» Problem:
Report how many lines of the listing below include the word "heights". Give nothing but the number.

◇ ◇ ◇ ◇

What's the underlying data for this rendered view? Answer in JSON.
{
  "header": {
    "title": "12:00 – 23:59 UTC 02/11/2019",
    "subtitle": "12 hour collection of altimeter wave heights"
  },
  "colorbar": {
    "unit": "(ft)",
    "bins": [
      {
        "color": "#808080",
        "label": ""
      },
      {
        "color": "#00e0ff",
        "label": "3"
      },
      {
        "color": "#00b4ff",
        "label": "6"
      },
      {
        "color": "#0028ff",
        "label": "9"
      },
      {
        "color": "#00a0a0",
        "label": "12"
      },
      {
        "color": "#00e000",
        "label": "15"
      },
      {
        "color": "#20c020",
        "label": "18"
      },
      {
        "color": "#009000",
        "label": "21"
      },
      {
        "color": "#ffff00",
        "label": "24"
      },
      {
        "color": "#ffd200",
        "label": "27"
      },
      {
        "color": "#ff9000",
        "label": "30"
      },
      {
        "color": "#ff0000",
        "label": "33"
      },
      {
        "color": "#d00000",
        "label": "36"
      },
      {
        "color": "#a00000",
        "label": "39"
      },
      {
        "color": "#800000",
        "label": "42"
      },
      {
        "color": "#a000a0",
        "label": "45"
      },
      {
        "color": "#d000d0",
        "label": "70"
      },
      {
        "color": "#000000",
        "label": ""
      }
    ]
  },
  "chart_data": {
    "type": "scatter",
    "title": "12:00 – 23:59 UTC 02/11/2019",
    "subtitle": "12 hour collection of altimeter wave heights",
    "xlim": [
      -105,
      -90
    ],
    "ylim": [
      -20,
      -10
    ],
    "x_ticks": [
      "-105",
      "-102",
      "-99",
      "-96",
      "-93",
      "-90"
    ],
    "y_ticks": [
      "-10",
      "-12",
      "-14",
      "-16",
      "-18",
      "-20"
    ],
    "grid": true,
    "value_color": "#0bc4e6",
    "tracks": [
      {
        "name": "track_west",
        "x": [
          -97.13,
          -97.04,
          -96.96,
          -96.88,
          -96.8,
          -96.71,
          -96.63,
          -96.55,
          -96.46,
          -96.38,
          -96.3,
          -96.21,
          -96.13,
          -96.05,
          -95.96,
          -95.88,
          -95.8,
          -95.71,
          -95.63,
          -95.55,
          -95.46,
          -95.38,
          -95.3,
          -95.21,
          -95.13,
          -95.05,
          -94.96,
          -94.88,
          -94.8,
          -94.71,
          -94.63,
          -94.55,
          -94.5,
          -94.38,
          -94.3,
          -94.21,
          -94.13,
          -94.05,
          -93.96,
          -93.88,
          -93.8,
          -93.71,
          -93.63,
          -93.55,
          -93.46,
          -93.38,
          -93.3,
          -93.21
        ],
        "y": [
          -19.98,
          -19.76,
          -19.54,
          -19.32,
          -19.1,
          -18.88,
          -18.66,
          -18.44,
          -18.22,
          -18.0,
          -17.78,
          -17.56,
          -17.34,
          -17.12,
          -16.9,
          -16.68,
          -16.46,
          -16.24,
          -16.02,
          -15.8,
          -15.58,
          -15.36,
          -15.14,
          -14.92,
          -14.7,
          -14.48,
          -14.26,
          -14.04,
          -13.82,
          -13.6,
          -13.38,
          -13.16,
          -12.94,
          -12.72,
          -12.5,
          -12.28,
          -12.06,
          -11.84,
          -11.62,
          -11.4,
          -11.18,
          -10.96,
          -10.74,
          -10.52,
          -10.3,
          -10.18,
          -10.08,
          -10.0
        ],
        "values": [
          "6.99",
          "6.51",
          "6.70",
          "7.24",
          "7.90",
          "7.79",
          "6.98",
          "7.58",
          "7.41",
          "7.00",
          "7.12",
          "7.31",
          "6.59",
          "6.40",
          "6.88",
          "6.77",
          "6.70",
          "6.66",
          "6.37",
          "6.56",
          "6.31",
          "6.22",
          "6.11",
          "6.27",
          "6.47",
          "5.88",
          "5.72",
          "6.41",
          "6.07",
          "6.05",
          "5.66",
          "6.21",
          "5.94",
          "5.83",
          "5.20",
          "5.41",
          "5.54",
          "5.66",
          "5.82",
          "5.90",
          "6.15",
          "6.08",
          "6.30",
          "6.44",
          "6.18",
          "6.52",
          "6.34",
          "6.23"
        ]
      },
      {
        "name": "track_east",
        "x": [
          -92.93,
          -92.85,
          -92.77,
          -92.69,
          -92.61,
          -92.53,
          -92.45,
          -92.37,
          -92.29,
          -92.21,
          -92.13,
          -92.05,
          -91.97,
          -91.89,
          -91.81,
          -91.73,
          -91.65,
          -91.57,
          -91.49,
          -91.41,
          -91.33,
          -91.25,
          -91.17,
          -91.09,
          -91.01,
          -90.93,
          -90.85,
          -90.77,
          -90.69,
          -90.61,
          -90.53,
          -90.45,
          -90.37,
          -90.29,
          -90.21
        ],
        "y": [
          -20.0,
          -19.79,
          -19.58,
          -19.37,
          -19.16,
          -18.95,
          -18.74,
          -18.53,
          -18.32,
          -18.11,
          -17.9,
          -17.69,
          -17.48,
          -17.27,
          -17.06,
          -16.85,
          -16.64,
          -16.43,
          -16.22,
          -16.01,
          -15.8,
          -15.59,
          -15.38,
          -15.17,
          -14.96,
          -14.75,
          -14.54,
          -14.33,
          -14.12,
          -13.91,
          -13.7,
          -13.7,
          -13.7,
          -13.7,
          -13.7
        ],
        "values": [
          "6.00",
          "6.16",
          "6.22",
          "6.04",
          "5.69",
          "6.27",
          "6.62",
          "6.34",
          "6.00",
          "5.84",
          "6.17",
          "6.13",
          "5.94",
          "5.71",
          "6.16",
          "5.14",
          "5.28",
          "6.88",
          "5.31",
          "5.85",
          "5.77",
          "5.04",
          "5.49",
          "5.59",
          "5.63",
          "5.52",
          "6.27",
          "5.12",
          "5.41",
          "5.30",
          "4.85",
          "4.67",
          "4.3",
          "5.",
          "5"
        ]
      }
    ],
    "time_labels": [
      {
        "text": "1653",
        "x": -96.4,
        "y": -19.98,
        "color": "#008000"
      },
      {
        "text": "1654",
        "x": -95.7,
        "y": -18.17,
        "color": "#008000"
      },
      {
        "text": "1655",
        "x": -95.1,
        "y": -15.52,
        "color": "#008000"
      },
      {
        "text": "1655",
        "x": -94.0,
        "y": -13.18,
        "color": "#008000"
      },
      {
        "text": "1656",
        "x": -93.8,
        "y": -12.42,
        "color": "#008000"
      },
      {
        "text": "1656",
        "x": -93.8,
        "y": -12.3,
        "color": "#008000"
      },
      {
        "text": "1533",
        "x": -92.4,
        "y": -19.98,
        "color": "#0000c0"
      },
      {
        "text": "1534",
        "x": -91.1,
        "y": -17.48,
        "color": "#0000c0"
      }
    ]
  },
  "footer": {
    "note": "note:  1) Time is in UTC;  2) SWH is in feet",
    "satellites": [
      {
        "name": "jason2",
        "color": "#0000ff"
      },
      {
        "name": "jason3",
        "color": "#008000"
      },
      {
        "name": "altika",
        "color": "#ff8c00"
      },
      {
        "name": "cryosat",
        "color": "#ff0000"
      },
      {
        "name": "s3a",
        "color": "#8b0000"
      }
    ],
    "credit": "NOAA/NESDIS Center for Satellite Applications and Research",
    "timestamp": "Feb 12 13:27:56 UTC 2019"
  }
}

◇ ◇ ◇ ◇

» Result of this task:
2